#### Challenge:
Extract the full set of records, then give each one again exactly.

#### Data listing:
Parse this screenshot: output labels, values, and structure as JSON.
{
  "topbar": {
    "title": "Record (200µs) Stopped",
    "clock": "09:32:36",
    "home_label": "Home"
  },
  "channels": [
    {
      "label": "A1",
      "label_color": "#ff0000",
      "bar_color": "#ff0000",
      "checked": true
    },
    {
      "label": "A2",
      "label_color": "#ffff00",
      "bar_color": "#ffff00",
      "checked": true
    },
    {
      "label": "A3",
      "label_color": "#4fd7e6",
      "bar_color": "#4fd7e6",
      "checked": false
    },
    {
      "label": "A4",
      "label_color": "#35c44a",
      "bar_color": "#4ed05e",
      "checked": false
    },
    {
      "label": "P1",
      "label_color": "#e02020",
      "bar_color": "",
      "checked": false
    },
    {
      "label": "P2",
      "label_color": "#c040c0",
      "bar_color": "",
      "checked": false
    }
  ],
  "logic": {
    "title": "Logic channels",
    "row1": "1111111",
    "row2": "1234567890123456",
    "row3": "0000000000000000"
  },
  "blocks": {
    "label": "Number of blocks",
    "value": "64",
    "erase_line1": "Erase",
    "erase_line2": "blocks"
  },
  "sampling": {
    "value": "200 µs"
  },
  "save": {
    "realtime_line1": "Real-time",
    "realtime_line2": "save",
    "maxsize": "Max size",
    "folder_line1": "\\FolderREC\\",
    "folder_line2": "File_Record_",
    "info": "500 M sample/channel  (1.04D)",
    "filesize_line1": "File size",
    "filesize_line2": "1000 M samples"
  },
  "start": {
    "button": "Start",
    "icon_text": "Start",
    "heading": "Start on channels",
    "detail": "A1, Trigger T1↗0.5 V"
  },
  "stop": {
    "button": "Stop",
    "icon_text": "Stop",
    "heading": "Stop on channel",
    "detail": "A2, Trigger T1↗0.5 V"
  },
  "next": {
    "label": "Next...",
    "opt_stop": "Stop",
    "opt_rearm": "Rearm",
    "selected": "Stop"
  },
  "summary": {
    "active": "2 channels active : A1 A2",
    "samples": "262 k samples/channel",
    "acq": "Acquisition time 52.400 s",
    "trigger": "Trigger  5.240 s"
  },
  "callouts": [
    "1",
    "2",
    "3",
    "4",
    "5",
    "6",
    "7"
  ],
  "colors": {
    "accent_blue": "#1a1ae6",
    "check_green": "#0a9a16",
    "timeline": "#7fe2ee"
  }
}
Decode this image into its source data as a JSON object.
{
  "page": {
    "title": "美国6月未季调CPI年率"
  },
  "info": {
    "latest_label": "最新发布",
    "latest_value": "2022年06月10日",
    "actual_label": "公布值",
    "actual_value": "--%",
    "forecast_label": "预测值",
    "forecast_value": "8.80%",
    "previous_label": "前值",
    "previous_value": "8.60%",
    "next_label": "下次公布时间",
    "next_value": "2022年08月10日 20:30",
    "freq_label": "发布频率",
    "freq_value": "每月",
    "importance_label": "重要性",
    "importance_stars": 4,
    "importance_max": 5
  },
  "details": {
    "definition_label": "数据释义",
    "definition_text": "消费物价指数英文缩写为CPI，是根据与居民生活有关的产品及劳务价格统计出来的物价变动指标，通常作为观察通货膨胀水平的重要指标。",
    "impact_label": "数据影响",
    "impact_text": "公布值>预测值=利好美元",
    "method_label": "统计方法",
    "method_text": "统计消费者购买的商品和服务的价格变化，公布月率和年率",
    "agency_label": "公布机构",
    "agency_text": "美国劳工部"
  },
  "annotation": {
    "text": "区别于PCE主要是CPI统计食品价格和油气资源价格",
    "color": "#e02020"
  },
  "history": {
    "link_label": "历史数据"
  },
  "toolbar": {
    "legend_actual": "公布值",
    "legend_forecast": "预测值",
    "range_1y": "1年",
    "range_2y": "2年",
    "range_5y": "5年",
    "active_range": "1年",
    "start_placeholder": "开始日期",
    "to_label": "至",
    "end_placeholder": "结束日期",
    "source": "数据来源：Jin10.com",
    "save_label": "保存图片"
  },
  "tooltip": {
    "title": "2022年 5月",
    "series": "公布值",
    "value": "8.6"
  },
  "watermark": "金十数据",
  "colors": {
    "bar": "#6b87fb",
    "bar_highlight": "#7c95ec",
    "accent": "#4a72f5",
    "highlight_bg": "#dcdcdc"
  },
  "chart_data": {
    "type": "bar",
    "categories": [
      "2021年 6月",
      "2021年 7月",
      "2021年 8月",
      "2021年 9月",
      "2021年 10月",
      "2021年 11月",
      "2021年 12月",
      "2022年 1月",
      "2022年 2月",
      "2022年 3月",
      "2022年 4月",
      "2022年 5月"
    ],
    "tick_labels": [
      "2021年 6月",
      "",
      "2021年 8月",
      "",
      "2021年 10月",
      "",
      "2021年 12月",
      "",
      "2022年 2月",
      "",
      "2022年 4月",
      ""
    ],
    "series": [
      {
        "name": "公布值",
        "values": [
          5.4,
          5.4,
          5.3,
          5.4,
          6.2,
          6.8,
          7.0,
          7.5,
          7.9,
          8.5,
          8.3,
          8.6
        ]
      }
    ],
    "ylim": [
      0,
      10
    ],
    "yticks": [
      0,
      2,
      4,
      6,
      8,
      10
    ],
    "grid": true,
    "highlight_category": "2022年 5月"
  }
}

#### Solution for this problem:
Parse this screenshot: output labels, values, and structure as JSON.
{
  "topbar": {
    "title": "Record (200µs) Stopped",
    "clock": "09:32:36",
    "home_label": "Home"
  },
  "channels": [
    {
      "label": "A1",
      "label_color": "#ff0000",
      "bar_color": "#ff0000",
      "checked": true
    },
    {
      "label": "A2",
      "label_color": "#ffff00",
      "bar_color": "#ffff00",
      "checked": true
    },
    {
      "label": "A3",
      "label_color": "#4fd7e6",
      "bar_color": "#4fd7e6",
      "checked": false
    },
    {
      "label": "A4",
      "label_color": "#35c44a",
      "bar_color": "#4ed05e",
      "checked": false
    },
    {
      "label": "P1",
      "label_color": "#e02020",
      "bar_color": "",
      "checked": false
    },
    {
      "label": "P2",
      "label_color": "#c040c0",
      "bar_color": "",
      "checked": false
    }
  ],
  "logic": {
    "title": "Logic channels",
    "row1": "1111111",
    "row2": "1234567890123456",
    "row3": "0000000000000000"
  },
  "blocks": {
    "label": "Number of blocks",
    "value": "64",
    "erase_line1": "Erase",
    "erase_line2": "blocks"
  },
  "sampling": {
    "value": "200 µs"
  },
  "save": {
    "realtime_line1": "Real-time",
    "realtime_line2": "save",
    "maxsize": "Max size",
    "folder_line1": "\\FolderREC\\",
    "folder_line2": "File_Record_",
    "info": "500 M sample/channel  (1.04D)",
    "filesize_line1": "File size",
    "filesize_line2": "1000 M samples"
  },
  "start": {
    "button": "Start",
    "icon_text": "Start",
    "heading": "Start on channels",
    "detail": "A1, Trigger T1↗0.5 V"
  },
  "stop": {
    "button": "Stop",
    "icon_text": "Stop",
    "heading": "Stop on channel",
    "detail": "A2, Trigger T1↗0.5 V"
  },
  "next": {
    "label": "Next...",
    "opt_stop": "Stop",
    "opt_rearm": "Rearm",
    "selected": "Stop"
  },
  "summary": {
    "active": "2 channels active : A1 A2",
    "samples": "262 k samples/channel",
    "acq": "Acquisition time 52.400 s",
    "trigger": "Trigger  5.240 s"
  },
  "callouts": [
    "1",
    "2",
    "3",
    "4",
    "5",
    "6",
    "7"
  ],
  "colors": {
    "accent_blue": "#1a1ae6",
    "check_green": "#0a9a16",
    "timeline": "#7fe2ee"
  }
}
Decode this image into its source data as a JSON object.
{
  "page": {
    "title": "美国6月未季调CPI年率"
  },
  "info": {
    "latest_label": "最新发布",
    "latest_value": "2022年06月10日",
    "actual_label": "公布值",
    "actual_value": "--%",
    "forecast_label": "预测值",
    "forecast_value": "8.80%",
    "previous_label": "前值",
    "previous_value": "8.60%",
    "next_label": "下次公布时间",
    "next_value": "2022年08月10日 20:30",
    "freq_label": "发布频率",
    "freq_value": "每月",
    "importance_label": "重要性",
    "importance_stars": 4,
    "importance_max": 5
  },
  "details": {
    "definition_label": "数据释义",
    "definition_text": "消费物价指数英文缩写为CPI，是根据与居民生活有关的产品及劳务价格统计出来的物价变动指标，通常作为观察通货膨胀水平的重要指标。",
    "impact_label": "数据影响",
    "impact_text": "公布值>预测值=利好美元",
    "method_label": "统计方法",
    "method_text": "统计消费者购买的商品和服务的价格变化，公布月率和年率",
    "agency_label": "公布机构",
    "agency_text": "美国劳工部"
  },
  "annotation": {
    "text": "区别于PCE主要是CPI统计食品价格和油气资源价格",
    "color": "#e02020"
  },
  "history": {
    "link_label": "历史数据"
  },
  "toolbar": {
    "legend_actual": "公布值",
    "legend_forecast": "预测值",
    "range_1y": "1年",
    "range_2y": "2年",
    "range_5y": "5年",
    "active_range": "1年",
    "start_placeholder": "开始日期",
    "to_label": "至",
    "end_placeholder": "结束日期",
    "source": "数据来源：Jin10.com",
    "save_label": "保存图片"
  },
  "tooltip": {
    "title": "2022年 5月",
    "series": "公布值",
    "value": "8.6"
  },
  "watermark": "金十数据",
  "colors": {
    "bar": "#6b87fb",
    "bar_highlight": "#7c95ec",
    "accent": "#4a72f5",
    "highlight_bg": "#dcdcdc"
  },
  "chart_data": {
    "type": "bar",
    "categories": [
      "2021年 6月",
      "2021年 7月",
      "2021年 8月",
      "2021年 9月",
      "2021年 10月",
      "2021年 11月",
      "2021年 12月",
      "2022年 1月",
      "2022年 2月",
      "2022年 3月",
      "2022年 4月",
      "2022年 5月"
    ],
    "tick_labels": [
      "2021年 6月",
      "",
      "2021年 8月",
      "",
      "2021年 10月",
      "",
      "2021年 12月",
      "",
      "2022年 2月",
      "",
      "2022年 4月",
      ""
    ],
    "series": [
      {
        "name": "公布值",
        "values": [
          5.4,
          5.4,
          5.3,
          5.4,
          6.2,
          6.8,
          7.0,
          7.5,
          7.9,
          8.5,
          8.3,
          8.6
        ]
      }
    ],
    "ylim": [
      0,
      10
    ],
    "yticks": [
      0,
      2,
      4,
      6,
      8,
      10
    ],
    "grid": true,
    "highlight_category": "2022年 5月"
  }
}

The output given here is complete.